GOAL: Give as output the line that contains "Serialize everything readable", followed by every remaining line of the entries, unchanged and with nothing added.

━━━━━ TASK MATERIAL

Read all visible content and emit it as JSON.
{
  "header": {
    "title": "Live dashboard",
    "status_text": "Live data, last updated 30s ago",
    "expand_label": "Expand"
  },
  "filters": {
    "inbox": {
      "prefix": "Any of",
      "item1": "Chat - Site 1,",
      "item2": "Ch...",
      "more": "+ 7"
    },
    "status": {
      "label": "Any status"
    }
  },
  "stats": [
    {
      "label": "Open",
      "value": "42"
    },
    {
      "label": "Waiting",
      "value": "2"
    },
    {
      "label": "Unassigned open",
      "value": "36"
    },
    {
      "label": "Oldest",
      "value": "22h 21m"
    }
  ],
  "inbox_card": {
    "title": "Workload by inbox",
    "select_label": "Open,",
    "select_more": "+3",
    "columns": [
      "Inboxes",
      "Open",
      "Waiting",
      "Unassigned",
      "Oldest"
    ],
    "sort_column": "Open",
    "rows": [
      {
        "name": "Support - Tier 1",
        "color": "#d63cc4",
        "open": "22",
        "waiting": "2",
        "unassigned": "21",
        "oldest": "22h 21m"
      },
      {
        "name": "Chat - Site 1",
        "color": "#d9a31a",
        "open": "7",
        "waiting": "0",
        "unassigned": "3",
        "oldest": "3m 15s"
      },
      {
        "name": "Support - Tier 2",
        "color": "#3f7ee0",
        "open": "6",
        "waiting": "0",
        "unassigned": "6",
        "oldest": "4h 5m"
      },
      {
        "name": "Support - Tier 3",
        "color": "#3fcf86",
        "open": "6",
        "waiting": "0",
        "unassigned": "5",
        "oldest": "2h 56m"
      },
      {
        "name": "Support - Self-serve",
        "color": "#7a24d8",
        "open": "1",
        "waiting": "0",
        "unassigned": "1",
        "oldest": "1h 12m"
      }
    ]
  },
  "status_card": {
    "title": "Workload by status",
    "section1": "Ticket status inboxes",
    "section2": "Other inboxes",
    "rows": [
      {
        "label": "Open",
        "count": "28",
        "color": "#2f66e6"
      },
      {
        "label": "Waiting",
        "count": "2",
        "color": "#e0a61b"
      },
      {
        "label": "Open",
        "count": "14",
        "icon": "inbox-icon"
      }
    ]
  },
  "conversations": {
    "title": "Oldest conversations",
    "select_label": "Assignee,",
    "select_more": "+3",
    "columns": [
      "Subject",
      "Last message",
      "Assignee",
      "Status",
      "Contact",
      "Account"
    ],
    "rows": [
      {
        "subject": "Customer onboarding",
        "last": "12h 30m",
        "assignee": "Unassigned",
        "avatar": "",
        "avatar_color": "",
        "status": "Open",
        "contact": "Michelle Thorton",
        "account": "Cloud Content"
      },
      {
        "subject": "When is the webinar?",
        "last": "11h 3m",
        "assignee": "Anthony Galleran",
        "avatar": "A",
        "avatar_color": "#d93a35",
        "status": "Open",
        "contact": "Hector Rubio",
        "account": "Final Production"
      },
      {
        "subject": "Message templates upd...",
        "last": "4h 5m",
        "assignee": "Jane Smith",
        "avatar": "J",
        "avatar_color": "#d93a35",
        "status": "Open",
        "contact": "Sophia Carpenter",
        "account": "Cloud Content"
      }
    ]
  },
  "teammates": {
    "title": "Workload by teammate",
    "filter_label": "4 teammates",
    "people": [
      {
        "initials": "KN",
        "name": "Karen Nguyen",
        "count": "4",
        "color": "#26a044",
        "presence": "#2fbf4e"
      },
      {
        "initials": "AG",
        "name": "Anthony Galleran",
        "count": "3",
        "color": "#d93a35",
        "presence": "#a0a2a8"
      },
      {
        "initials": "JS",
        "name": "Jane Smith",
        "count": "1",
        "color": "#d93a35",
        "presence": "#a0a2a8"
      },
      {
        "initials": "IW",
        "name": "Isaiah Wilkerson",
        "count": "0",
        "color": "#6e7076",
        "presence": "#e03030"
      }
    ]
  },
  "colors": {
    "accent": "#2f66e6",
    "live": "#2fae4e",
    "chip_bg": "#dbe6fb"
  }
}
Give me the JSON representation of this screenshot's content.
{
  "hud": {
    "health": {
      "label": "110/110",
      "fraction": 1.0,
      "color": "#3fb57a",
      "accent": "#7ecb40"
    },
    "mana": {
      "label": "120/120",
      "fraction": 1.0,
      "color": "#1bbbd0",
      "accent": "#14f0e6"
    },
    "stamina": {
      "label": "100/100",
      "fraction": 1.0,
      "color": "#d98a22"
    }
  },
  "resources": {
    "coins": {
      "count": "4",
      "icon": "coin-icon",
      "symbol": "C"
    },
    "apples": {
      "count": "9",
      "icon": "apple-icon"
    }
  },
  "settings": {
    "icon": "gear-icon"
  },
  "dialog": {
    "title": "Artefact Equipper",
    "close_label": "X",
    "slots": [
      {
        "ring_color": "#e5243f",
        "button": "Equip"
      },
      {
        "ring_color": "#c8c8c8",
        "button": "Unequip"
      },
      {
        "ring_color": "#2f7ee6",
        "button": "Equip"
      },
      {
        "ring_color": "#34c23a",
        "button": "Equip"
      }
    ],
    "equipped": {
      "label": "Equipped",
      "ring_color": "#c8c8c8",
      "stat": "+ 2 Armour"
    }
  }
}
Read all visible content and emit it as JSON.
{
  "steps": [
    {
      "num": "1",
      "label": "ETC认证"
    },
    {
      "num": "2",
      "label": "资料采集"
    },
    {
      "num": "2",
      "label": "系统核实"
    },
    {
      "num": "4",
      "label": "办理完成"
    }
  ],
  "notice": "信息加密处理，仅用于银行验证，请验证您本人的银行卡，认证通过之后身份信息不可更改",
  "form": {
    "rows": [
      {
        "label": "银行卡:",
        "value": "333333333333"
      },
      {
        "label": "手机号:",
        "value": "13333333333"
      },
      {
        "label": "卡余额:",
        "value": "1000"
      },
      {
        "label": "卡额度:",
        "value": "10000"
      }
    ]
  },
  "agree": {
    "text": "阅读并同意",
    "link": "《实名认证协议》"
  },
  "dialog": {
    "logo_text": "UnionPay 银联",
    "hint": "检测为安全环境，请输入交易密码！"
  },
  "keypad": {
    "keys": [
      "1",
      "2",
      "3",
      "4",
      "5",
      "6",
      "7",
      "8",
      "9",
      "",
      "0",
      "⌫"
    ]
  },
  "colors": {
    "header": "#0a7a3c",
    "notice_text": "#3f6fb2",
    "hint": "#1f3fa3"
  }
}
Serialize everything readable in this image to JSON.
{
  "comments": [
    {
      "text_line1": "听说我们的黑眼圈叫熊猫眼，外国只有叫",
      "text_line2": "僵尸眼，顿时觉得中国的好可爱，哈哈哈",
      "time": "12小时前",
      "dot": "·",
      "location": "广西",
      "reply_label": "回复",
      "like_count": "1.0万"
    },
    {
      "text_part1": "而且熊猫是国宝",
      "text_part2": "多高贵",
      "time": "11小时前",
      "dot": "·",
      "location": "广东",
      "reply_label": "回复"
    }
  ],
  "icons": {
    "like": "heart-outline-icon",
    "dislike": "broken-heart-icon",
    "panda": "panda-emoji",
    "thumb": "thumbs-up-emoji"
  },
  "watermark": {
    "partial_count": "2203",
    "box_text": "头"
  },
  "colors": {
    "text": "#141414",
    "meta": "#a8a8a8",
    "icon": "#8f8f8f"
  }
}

━━━━━━━━━━

CORRECT ANSWER:
Serialize everything readable in this image to JSON.
{
  "comments": [
    {
      "text_line1": "听说我们的黑眼圈叫熊猫眼，外国只有叫",
      "text_line2": "僵尸眼，顿时觉得中国的好可爱，哈哈哈",
      "time": "12小时前",
      "dot": "·",
      "location": "广西",
      "reply_label": "回复",
      "like_count": "1.0万"
    },
    {
      "text_part1": "而且熊猫是国宝",
      "text_part2": "多高贵",
      "time": "11小时前",
      "dot": "·",
      "location": "广东",
      "reply_label": "回复"
    }
  ],
  "icons": {
    "like": "heart-outline-icon",
    "dislike": "broken-heart-icon",
    "panda": "panda-emoji",
    "thumb": "thumbs-up-emoji"
  },
  "watermark": {
    "partial_count": "2203",
    "box_text": "头"
  },
  "colors": {
    "text": "#141414",
    "meta": "#a8a8a8",
    "icon": "#8f8f8f"
  }
}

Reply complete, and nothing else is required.